• [JOB]: Pull each line holding "Summary" out of the entries below.

• [DATA EXTRACT]:
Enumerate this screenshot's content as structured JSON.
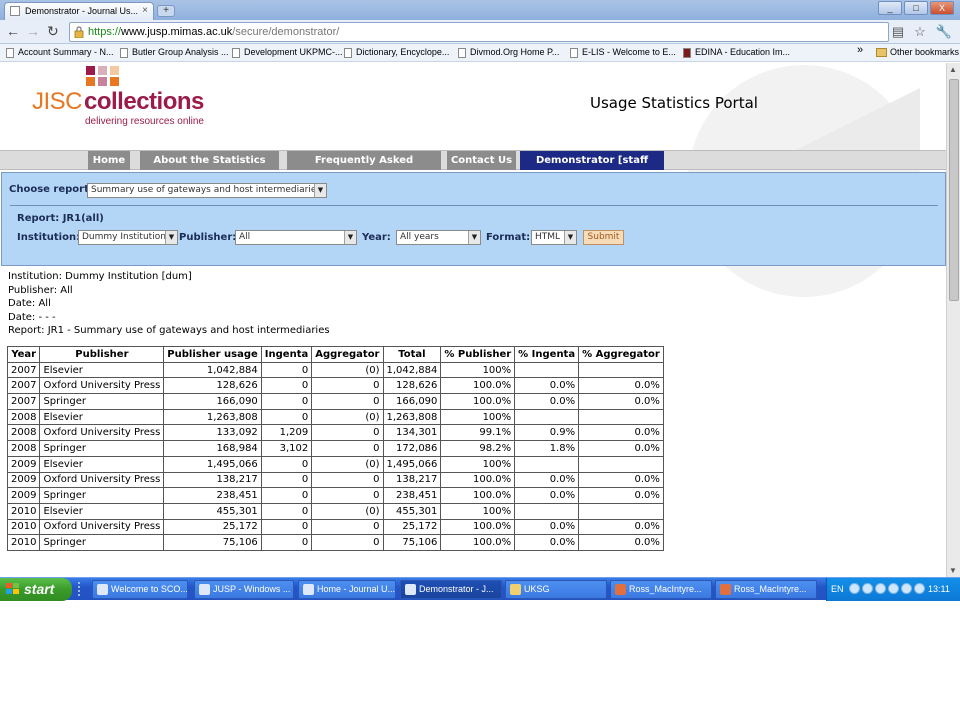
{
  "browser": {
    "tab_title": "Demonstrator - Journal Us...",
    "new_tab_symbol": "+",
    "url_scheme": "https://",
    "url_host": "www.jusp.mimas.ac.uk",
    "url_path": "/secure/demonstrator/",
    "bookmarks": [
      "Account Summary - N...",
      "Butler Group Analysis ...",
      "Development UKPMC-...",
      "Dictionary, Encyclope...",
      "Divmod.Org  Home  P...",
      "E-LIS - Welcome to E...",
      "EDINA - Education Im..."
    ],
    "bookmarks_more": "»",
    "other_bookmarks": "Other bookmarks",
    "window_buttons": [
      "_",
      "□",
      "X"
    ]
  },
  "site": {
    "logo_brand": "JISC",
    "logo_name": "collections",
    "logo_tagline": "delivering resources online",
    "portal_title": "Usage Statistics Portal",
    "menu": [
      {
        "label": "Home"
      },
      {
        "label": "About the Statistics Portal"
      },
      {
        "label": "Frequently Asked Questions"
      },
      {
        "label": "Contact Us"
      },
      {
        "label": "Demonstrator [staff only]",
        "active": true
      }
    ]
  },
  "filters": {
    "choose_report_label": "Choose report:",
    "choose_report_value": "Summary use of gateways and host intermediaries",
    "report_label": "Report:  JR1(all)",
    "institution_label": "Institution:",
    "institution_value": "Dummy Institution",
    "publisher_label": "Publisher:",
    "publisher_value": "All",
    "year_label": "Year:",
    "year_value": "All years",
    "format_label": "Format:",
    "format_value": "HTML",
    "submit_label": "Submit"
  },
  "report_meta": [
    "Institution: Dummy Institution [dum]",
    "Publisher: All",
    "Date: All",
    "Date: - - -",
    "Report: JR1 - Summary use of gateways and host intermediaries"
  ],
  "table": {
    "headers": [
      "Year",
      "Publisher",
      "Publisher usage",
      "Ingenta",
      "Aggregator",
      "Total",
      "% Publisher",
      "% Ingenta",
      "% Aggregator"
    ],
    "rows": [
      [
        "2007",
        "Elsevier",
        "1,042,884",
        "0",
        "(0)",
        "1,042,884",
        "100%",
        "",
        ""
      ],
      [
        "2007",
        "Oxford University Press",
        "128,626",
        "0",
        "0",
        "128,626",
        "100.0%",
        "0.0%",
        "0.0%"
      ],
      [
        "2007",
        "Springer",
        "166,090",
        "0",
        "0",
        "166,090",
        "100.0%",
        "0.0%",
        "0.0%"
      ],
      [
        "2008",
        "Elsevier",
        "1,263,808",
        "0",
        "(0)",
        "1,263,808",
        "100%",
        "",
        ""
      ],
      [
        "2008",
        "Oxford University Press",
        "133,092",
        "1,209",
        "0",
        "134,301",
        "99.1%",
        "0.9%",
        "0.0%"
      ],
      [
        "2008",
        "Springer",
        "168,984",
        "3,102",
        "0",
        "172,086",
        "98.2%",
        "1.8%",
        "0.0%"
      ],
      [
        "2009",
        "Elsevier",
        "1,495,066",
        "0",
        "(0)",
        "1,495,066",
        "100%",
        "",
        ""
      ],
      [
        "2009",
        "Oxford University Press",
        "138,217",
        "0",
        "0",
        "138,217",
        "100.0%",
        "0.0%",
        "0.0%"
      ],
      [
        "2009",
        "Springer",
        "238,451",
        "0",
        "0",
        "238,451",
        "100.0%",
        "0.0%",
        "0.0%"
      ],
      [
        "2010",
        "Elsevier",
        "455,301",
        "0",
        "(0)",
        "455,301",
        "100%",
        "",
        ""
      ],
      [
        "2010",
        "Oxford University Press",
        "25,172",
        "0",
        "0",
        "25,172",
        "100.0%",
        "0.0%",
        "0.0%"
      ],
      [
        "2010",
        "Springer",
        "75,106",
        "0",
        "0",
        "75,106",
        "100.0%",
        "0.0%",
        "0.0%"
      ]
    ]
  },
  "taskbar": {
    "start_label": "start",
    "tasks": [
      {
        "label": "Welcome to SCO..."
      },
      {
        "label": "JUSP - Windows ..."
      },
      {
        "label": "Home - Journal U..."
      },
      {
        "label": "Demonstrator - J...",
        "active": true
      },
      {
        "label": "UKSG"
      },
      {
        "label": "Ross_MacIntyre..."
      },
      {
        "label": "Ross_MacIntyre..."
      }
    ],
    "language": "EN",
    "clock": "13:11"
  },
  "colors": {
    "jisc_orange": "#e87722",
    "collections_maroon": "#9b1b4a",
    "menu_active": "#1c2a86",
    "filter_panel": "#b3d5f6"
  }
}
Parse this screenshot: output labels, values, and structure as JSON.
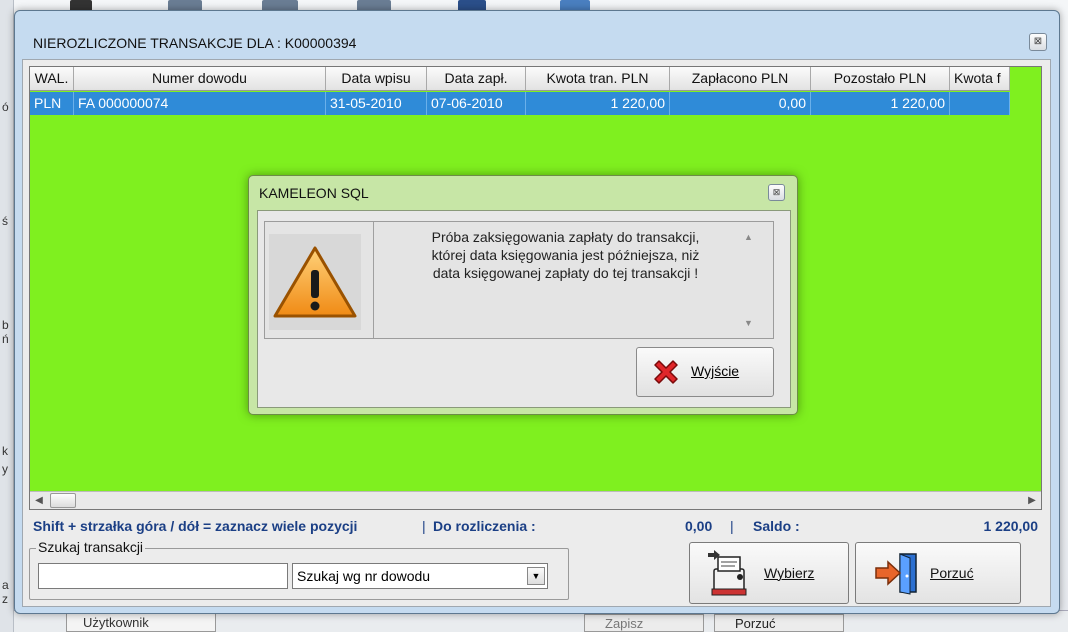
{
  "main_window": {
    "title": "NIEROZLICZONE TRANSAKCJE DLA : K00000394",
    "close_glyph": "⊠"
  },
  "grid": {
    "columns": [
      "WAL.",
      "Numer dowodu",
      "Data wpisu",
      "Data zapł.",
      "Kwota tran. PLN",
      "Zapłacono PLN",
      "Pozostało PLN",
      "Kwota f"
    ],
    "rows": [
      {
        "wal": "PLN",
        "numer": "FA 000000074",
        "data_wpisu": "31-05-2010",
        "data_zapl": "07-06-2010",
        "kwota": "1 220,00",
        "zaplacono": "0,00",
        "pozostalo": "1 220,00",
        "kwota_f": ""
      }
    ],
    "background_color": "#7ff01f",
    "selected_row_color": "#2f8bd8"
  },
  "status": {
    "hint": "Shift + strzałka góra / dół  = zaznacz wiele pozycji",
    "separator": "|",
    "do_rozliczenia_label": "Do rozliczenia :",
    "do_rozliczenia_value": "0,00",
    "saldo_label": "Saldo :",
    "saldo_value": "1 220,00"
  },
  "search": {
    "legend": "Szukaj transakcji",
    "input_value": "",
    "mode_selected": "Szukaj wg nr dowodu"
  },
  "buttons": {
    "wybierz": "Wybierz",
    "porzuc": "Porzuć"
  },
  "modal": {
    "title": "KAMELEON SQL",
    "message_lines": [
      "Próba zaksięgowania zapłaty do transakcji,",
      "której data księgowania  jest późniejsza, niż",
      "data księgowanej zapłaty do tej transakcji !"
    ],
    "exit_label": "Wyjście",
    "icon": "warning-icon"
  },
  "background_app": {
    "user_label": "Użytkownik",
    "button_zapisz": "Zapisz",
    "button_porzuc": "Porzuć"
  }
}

...

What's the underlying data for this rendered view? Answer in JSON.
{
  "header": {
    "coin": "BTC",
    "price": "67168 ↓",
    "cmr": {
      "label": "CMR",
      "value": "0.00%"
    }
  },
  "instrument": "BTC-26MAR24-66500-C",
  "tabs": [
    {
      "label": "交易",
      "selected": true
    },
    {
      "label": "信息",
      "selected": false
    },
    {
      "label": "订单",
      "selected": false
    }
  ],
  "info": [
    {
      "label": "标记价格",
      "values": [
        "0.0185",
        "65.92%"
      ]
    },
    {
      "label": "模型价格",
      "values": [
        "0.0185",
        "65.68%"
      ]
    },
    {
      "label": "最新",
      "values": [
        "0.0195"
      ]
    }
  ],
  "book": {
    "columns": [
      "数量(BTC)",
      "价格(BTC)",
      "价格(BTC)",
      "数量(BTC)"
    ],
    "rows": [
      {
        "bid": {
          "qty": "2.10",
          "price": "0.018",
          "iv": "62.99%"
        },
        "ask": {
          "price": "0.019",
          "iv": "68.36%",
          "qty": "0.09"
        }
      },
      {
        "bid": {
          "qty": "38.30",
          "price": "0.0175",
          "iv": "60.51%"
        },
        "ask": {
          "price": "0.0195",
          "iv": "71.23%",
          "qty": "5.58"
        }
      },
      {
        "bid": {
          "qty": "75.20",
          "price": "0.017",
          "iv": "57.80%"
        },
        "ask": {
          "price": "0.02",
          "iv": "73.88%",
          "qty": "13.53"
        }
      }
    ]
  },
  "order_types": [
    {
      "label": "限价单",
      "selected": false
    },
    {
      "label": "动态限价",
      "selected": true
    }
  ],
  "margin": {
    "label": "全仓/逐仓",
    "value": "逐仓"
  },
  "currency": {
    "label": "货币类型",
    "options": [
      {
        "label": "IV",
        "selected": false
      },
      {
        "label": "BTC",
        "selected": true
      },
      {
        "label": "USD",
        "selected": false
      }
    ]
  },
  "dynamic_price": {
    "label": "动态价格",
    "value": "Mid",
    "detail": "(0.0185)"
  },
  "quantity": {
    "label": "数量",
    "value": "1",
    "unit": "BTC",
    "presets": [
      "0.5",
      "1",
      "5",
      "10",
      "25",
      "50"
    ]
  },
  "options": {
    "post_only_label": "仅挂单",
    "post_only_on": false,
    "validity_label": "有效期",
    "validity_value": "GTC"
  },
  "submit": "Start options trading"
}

• [WRITTEN ANSWER]:
      "Account Summary - N...",
    "choose_report_value": "Summary use of gateways and host intermediaries",
    "Report: JR1 - Summary use of gateways and host intermediaries"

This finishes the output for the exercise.